Set down the records once more, please, exactly and with the pictures left out.

● **Raw records**
---
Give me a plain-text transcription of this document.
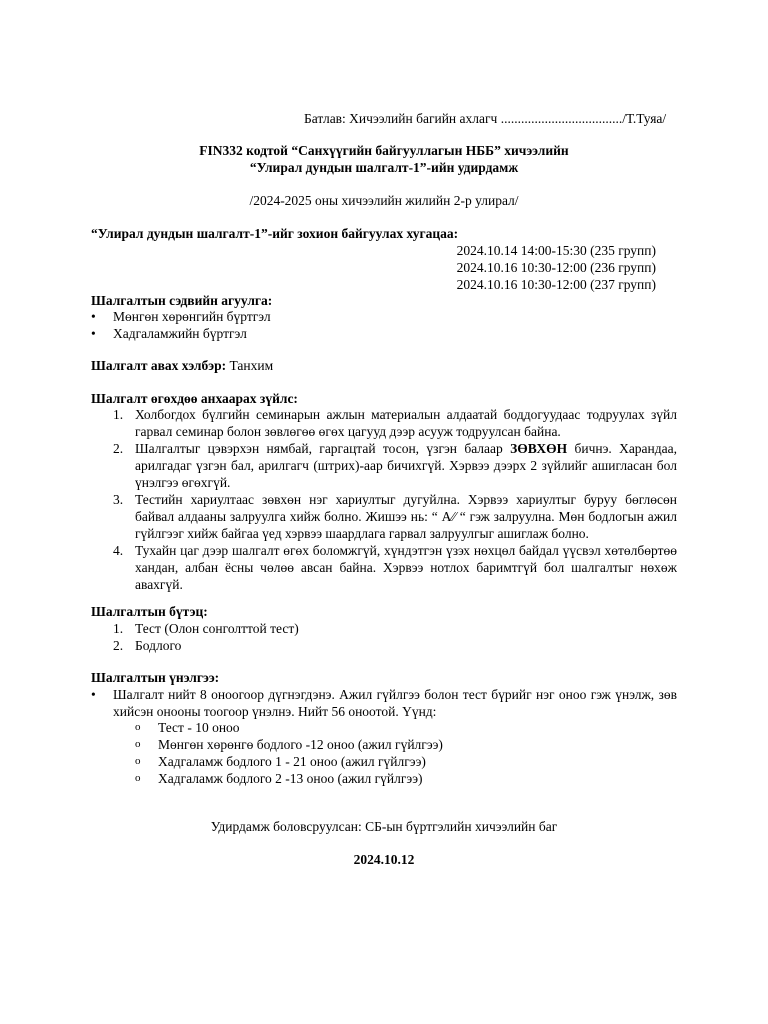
Батлав: Хичээлийн багийн ахлагч ..................................../Т.Туяа/
FIN332 кодтой “Санхүүгийн байгууллагын НББ” хичээлийн
“Улирал дундын шалгалт-1”-ийн удирдамж
/2024-2025 оны хичээлийн жилийн 2-р улирал/
“Улирал дундын шалгалт-1”-ийг зохион байгуулах хугацаа:
2024.10.14 14:00-15:30 (235 групп)
2024.10.16 10:30-12:00 (236 групп)
2024.10.16 10:30-12:00 (237 групп)
Шалгалтын сэдвийн агуулга:
•	Мөнгөн хөрөнгийн бүртгэл
•	Хадгаламжийн бүртгэл
Шалгалт авах хэлбэр: Танхим
Шалгалт өгөхдөө анхаарах зүйлс:
1. Холбогдох бүлгийн семинарын ажлын материалын алдаатай боддогуудаас тодруулах зүйл гарвал семинар болон зөвлөгөө өгөх цагууд дээр асууж тодруулсан байна.
2. Шалгалтыг цэвэрхэн нямбай, гаргацтай тосон, үзгэн балаар ЗӨВХӨН бичнэ. Харандаа, арилгадаг үзгэн бал, арилгагч (штрих)-аар бичихгүй. Хэрвээ дээрх 2 зүйлийг ашигласан бол үнэлгээ өгөхгүй.
3. Тестийн хариултаас зөвхөн нэг хариултыг дугуйлна. Хэрвээ хариултыг буруу бөглөсөн байвал алдааны залруулга хийж болно. Жишээ нь: “ A⁄⁄ “ гэж залруулна. Мөн бодлогын ажил гүйлгээг хийж байгаа үед хэрвээ шаардлага гарвал залруулгыг ашиглаж болно.
4. Тухайн цаг дээр шалгалт өгөх боломжгүй, хүндэтгэн үзэх нөхцөл байдал үүсвэл хөтөлбөртөө хандан, албан ёсны чөлөө авсан байна. Хэрвээ нотлох баримтгүй бол шалгалтыг нөхөж авахгүй.
Шалгалтын бүтэц:
1. Тест (Олон сонголттой тест)
2. Бодлого
Шалгалтын үнэлгээ:
• Шалгалт нийт 8 оноогоор дүгнэгдэнэ. Ажил гүйлгээ болон тест бүрийг нэг оноо гэж үнэлж, зөв хийсэн онооны тоогоор үнэлнэ. Нийт 56 оноотой. Үүнд:
o Тест - 10 оноо
o Мөнгөн хөрөнгө бодлого -12 оноо (ажил гүйлгээ)
o Хадгаламж бодлого 1 - 21 оноо (ажил гүйлгээ)
o Хадгаламж бодлого 2 -13 оноо (ажил гүйлгээ)
Удирдамж боловсруулсан: СБ-ын бүртгэлийн хичээлийн баг
2024.10.12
---
● **Correct result**
Give me a plain-text transcription of this document.
Батлав: Хичээлийн багийн ахлагч ..................................../Т.Туяа/
FIN332 кодтой “Санхүүгийн байгууллагын НББ” хичээлийн
“Улирал дундын шалгалт-1”-ийн удирдамж
/2024-2025 оны хичээлийн жилийн 2-р улирал/
“Улирал дундын шалгалт-1”-ийг зохион байгуулах хугацаа:
2024.10.14 14:00-15:30 (235 групп)
2024.10.16 10:30-12:00 (236 групп)
2024.10.16 10:30-12:00 (237 групп)
Шалгалтын сэдвийн агуулга:
•	Мөнгөн хөрөнгийн бүртгэл
•	Хадгаламжийн бүртгэл
Шалгалт авах хэлбэр: Танхим
Шалгалт өгөхдөө анхаарах зүйлс:
1. Холбогдох бүлгийн семинарын ажлын материалын алдаатай боддогуудаас тодруулах зүйл гарвал семинар болон зөвлөгөө өгөх цагууд дээр асууж тодруулсан байна.
2. Шалгалтыг цэвэрхэн нямбай, гаргацтай тосон, үзгэн балаар ЗӨВХӨН бичнэ. Харандаа, арилгадаг үзгэн бал, арилгагч (штрих)-аар бичихгүй. Хэрвээ дээрх 2 зүйлийг ашигласан бол үнэлгээ өгөхгүй.
3. Тестийн хариултаас зөвхөн нэг хариултыг дугуйлна. Хэрвээ хариултыг буруу бөглөсөн байвал алдааны залруулга хийж болно. Жишээ нь: “ A⁄⁄ “ гэж залруулна. Мөн бодлогын ажил гүйлгээг хийж байгаа үед хэрвээ шаардлага гарвал залруулгыг ашиглаж болно.
4. Тухайн цаг дээр шалгалт өгөх боломжгүй, хүндэтгэн үзэх нөхцөл байдал үүсвэл хөтөлбөртөө хандан, албан ёсны чөлөө авсан байна. Хэрвээ нотлох баримтгүй бол шалгалтыг нөхөж авахгүй.
Шалгалтын бүтэц:
1. Тест (Олон сонголттой тест)
2. Бодлого
Шалгалтын үнэлгээ:
• Шалгалт нийт 8 оноогоор дүгнэгдэнэ. Ажил гүйлгээ болон тест бүрийг нэг оноо гэж үнэлж, зөв хийсэн онооны тоогоор үнэлнэ. Нийт 56 оноотой. Үүнд:
o Тест - 10 оноо
o Мөнгөн хөрөнгө бодлого -12 оноо (ажил гүйлгээ)
o Хадгаламж бодлого 1 - 21 оноо (ажил гүйлгээ)
o Хадгаламж бодлого 2 -13 оноо (ажил гүйлгээ)
Удирдамж боловсруулсан: СБ-ын бүртгэлийн хичээлийн баг
2024.10.12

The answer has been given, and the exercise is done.